_Task statement_
Reproduce every entry in the listing without alteration.
══ Supplied material ══
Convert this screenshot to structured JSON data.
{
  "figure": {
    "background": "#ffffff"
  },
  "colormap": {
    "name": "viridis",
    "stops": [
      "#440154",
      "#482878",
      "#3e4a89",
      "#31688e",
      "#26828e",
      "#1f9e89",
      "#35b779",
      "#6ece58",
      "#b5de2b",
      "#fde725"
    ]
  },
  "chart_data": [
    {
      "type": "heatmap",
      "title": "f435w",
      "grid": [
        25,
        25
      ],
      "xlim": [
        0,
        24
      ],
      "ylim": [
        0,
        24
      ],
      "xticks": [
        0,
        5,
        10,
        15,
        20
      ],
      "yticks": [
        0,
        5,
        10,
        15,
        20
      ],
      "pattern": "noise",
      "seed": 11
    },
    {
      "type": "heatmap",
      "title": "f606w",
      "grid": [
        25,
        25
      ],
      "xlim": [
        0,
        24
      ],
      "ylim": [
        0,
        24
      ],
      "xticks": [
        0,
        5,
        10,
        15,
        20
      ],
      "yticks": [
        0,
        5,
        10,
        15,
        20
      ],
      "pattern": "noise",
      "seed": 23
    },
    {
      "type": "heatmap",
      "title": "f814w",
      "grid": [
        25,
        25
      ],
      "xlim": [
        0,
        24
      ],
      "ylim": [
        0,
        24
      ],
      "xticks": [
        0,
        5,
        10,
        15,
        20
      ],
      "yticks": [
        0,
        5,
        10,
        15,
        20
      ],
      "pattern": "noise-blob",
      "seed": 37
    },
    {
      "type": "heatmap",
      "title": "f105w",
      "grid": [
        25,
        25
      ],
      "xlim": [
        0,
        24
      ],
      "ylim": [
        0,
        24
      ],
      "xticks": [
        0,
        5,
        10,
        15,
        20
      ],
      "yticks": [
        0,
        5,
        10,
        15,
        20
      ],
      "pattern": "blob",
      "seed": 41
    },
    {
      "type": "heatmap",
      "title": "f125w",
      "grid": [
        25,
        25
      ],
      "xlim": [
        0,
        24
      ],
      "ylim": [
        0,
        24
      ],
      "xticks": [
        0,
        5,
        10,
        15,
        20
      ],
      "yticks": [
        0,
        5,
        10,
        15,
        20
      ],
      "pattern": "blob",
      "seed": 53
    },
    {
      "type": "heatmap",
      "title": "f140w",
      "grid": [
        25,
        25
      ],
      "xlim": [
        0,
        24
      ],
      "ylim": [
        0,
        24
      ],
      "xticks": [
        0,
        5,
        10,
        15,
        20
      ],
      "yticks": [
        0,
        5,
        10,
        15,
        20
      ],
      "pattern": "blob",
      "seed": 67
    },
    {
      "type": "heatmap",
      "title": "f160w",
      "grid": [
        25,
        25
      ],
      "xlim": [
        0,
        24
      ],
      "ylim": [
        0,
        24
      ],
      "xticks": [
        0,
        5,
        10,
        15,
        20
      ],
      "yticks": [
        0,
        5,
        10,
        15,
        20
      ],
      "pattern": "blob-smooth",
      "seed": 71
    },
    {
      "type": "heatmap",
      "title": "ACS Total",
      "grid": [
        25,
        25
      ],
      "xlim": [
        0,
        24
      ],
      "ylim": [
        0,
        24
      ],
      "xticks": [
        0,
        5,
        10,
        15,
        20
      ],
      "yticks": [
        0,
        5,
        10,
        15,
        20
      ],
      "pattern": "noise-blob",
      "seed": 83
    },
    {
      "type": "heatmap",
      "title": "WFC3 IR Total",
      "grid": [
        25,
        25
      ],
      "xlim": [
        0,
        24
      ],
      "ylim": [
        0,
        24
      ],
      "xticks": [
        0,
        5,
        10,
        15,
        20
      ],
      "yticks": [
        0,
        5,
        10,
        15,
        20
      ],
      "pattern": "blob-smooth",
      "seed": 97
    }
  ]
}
═══
_Solution to this task_
Convert this screenshot to structured JSON data.
{
  "figure": {
    "background": "#ffffff"
  },
  "colormap": {
    "name": "viridis",
    "stops": [
      "#440154",
      "#482878",
      "#3e4a89",
      "#31688e",
      "#26828e",
      "#1f9e89",
      "#35b779",
      "#6ece58",
      "#b5de2b",
      "#fde725"
    ]
  },
  "chart_data": [
    {
      "type": "heatmap",
      "title": "f435w",
      "grid": [
        25,
        25
      ],
      "xlim": [
        0,
        24
      ],
      "ylim": [
        0,
        24
      ],
      "xticks": [
        0,
        5,
        10,
        15,
        20
      ],
      "yticks": [
        0,
        5,
        10,
        15,
        20
      ],
      "pattern": "noise",
      "seed": 11
    },
    {
      "type": "heatmap",
      "title": "f606w",
      "grid": [
        25,
        25
      ],
      "xlim": [
        0,
        24
      ],
      "ylim": [
        0,
        24
      ],
      "xticks": [
        0,
        5,
        10,
        15,
        20
      ],
      "yticks": [
        0,
        5,
        10,
        15,
        20
      ],
      "pattern": "noise",
      "seed": 23
    },
    {
      "type": "heatmap",
      "title": "f814w",
      "grid": [
        25,
        25
      ],
      "xlim": [
        0,
        24
      ],
      "ylim": [
        0,
        24
      ],
      "xticks": [
        0,
        5,
        10,
        15,
        20
      ],
      "yticks": [
        0,
        5,
        10,
        15,
        20
      ],
      "pattern": "noise-blob",
      "seed": 37
    },
    {
      "type": "heatmap",
      "title": "f105w",
      "grid": [
        25,
        25
      ],
      "xlim": [
        0,
        24
      ],
      "ylim": [
        0,
        24
      ],
      "xticks": [
        0,
        5,
        10,
        15,
        20
      ],
      "yticks": [
        0,
        5,
        10,
        15,
        20
      ],
      "pattern": "blob",
      "seed": 41
    },
    {
      "type": "heatmap",
      "title": "f125w",
      "grid": [
        25,
        25
      ],
      "xlim": [
        0,
        24
      ],
      "ylim": [
        0,
        24
      ],
      "xticks": [
        0,
        5,
        10,
        15,
        20
      ],
      "yticks": [
        0,
        5,
        10,
        15,
        20
      ],
      "pattern": "blob",
      "seed": 53
    },
    {
      "type": "heatmap",
      "title": "f140w",
      "grid": [
        25,
        25
      ],
      "xlim": [
        0,
        24
      ],
      "ylim": [
        0,
        24
      ],
      "xticks": [
        0,
        5,
        10,
        15,
        20
      ],
      "yticks": [
        0,
        5,
        10,
        15,
        20
      ],
      "pattern": "blob",
      "seed": 67
    },
    {
      "type": "heatmap",
      "title": "f160w",
      "grid": [
        25,
        25
      ],
      "xlim": [
        0,
        24
      ],
      "ylim": [
        0,
        24
      ],
      "xticks": [
        0,
        5,
        10,
        15,
        20
      ],
      "yticks": [
        0,
        5,
        10,
        15,
        20
      ],
      "pattern": "blob-smooth",
      "seed": 71
    },
    {
      "type": "heatmap",
      "title": "ACS Total",
      "grid": [
        25,
        25
      ],
      "xlim": [
        0,
        24
      ],
      "ylim": [
        0,
        24
      ],
      "xticks": [
        0,
        5,
        10,
        15,
        20
      ],
      "yticks": [
        0,
        5,
        10,
        15,
        20
      ],
      "pattern": "noise-blob",
      "seed": 83
    },
    {
      "type": "heatmap",
      "title": "WFC3 IR Total",
      "grid": [
        25,
        25
      ],
      "xlim": [
        0,
        24
      ],
      "ylim": [
        0,
        24
      ],
      "xticks": [
        0,
        5,
        10,
        15,
        20
      ],
      "yticks": [
        0,
        5,
        10,
        15,
        20
      ],
      "pattern": "blob-smooth",
      "seed": 97
    }
  ]
}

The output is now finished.